>> Start TEXT SEGMENT

SECOND:    The Certificate of Incorporation provides that any shares of its Series A Preferred Stock that are converted into another series of capital stock of the Corporation shall be cancelled and retired and shall revert to authorized but unissued shares of the Corporation’s Preferred Stock.
THIRD:    On April 23, 2018, 24,164.375 shares of the Corporation’s Series A-1 Preferred Stock, which shares constituted all of the issued and outstanding shares of the Corporation’s Series A-1 Preferred Stock, and 377,000 shares of the Corporation’s Series A-2 Preferred Stock, which shares constituted all of the issued and outstanding shares of the Corporation’s Series A-2 Preferred Stock, were converted by the Corporation into shares of Class A common stock, par value $0.004 per share (the “Class A Common Stock”), of the Corporation.
FOURTH:    The Board of Directors, by unanimous written consent, resolved to cancel and retire all of the shares of the Corporation’s Series A Preferred Stock that were converted into





shares of the Corporation’s Class A Common Stock, such that there are no shares of the Corporation’s Series A Preferred Stock outstanding.

>> End TEXT SEGMENT
>> Start RECORDED DATA

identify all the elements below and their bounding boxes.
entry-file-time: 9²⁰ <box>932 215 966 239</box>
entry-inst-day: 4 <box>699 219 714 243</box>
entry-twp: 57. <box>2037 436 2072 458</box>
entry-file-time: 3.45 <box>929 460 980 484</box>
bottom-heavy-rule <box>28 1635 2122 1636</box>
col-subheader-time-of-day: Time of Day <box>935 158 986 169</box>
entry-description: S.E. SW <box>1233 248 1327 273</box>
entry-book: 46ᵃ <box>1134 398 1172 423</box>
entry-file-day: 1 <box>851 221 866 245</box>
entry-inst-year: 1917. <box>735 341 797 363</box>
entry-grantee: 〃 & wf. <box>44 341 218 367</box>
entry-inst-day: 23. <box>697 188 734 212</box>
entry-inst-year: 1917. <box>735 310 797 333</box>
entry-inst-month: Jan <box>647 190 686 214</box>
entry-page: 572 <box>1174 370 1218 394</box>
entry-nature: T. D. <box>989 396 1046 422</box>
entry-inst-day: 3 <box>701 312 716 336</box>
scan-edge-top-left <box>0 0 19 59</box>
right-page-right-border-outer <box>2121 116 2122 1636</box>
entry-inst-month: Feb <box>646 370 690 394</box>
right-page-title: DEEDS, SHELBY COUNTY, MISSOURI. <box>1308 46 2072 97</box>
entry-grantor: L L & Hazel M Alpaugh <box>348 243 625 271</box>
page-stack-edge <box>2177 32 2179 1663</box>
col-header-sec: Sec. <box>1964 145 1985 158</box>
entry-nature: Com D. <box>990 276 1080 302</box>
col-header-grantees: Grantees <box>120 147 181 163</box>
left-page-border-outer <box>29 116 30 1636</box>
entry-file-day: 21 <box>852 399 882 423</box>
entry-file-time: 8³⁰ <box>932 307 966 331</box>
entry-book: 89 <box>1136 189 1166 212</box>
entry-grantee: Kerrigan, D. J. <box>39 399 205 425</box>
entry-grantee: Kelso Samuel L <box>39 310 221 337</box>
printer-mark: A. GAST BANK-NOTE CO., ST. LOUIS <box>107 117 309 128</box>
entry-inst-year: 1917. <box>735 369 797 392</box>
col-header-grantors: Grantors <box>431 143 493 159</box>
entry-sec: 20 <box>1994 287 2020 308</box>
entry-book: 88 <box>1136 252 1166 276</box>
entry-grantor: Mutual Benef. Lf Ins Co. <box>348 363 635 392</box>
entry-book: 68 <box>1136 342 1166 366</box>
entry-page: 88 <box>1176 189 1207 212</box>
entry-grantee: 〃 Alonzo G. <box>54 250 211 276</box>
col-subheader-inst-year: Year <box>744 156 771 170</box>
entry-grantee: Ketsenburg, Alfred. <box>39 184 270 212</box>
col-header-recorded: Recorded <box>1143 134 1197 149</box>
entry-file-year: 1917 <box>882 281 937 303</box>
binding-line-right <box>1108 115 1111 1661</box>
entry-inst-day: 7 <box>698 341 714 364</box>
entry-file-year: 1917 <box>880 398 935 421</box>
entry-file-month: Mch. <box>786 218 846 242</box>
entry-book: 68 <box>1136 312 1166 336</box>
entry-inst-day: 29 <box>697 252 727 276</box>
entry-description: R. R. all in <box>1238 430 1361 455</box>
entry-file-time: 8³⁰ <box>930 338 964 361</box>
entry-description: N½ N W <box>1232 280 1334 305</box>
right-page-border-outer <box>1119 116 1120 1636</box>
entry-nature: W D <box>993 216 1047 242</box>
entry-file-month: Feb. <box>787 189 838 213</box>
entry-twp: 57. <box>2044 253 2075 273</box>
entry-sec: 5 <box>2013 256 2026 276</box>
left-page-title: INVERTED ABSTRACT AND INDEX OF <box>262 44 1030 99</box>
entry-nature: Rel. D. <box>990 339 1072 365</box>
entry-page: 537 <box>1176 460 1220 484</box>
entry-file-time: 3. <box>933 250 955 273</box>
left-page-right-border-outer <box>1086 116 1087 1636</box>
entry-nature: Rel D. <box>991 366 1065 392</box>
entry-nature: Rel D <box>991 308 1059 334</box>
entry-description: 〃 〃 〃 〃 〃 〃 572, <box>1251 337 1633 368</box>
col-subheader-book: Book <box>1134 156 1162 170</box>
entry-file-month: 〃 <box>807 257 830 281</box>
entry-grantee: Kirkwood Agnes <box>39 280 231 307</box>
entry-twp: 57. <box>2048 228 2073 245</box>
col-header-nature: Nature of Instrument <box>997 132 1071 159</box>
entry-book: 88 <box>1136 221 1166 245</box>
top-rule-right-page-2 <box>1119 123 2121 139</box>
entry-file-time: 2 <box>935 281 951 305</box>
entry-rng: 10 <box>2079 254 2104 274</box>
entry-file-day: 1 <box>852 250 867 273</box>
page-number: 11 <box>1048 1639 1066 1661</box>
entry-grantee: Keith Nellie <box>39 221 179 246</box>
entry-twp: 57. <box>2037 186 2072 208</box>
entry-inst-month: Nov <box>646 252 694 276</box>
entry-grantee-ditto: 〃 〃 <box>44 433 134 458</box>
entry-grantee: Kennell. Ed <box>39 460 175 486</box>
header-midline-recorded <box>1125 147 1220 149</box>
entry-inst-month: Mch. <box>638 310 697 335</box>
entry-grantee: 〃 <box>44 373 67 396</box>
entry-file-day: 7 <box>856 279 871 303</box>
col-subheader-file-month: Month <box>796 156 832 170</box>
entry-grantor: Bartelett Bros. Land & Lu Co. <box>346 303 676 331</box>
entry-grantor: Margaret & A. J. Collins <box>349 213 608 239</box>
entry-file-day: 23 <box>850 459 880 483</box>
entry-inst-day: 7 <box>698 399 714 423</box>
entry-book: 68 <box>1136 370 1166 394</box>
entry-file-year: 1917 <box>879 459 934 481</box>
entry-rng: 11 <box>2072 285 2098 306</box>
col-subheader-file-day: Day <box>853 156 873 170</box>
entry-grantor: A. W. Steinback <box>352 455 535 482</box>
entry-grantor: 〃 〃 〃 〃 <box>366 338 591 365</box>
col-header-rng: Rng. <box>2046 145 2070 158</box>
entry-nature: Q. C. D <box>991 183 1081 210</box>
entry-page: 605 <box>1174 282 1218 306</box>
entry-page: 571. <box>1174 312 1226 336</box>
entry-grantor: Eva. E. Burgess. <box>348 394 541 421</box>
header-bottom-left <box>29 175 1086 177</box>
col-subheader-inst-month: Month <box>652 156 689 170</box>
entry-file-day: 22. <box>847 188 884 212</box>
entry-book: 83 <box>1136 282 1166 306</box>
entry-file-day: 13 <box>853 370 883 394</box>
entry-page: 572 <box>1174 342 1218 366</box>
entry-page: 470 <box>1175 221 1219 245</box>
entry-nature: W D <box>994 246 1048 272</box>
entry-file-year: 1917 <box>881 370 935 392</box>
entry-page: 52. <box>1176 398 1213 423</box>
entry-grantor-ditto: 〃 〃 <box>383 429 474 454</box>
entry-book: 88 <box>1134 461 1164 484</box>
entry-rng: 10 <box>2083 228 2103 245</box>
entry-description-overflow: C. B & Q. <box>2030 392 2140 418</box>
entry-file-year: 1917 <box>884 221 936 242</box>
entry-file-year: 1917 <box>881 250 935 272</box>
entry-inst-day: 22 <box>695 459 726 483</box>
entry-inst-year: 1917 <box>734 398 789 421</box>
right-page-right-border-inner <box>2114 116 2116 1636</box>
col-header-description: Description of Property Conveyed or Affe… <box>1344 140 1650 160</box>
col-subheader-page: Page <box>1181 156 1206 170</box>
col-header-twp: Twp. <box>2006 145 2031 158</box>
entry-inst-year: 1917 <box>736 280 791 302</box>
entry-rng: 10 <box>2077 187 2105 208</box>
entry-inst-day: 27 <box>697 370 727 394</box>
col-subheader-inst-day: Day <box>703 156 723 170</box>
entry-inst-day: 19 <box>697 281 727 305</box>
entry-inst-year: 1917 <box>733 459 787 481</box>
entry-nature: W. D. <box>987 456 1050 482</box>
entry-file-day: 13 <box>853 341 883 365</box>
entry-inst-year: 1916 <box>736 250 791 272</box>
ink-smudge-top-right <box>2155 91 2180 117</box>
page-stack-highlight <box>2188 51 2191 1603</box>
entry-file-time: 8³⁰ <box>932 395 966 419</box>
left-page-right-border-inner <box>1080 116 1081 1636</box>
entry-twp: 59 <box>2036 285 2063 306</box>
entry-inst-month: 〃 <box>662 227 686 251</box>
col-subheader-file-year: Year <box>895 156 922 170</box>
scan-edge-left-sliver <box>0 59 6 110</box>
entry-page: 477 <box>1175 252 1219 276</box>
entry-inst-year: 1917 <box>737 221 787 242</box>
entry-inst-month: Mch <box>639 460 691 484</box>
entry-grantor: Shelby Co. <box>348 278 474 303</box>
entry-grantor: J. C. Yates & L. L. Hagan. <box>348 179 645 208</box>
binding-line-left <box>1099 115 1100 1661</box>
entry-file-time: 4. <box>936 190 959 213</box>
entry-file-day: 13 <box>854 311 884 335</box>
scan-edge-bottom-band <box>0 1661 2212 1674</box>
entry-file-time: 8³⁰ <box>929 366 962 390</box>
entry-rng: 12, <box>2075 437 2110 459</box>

>> End RECORDED DATA

- THINGS TO DO
- 1) For the preferred stock certificate, decide whether each statement agrees with the text, answering yes or no and quoting the words that settle it. (a) Converted Series A Preferred Stock shares revert to authorized but unissued Preferred Stock. (b) The Series A-2 Preferred Stock shares were converted into Class B common stock. (c) The Board of Directors acted by majority vote at a meeting.
- 2) Return the part of the preferred stock certificate from "THIRD:    On April 23, 2018, 24,164.375" to "Preferred Stock outstanding.", copied word for word.

- EXPECTED RESULTS
- 1)
(a) Yes: "shall revert to authorized but unissued shares of the Corporation’s Preferred Stock"
(b) No: "were converted by the Corporation into shares of Class A common stock"
(c) No: "by unanimous written consent"

- 2)
THIRD:    On April 23, 2018, 24,164.375 shares of the Corporation’s Series A-1 Preferred Stock, which shares constituted all of the issued and outstanding shares of the Corporation’s Series A-1 Preferred Stock, and 377,000 shares of the Corporation’s Series A-2 Preferred Stock, which shares constituted all of the issued and outstanding shares of the Corporation’s Series A-2 Preferred Stock, were converted by the Corporation into shares of Class A common stock, par value $0.004 per share (the “Class A Common Stock”), of the Corporation.
FOURTH:    The Board of Directors, by unanimous written consent, resolved to cancel and retire all of the shares of the Corporation’s Series A Preferred Stock that were converted into





shares of the Corporation’s Class A Common Stock, such that there are no shares of the Corporation’s Series A Preferred Stock outstanding.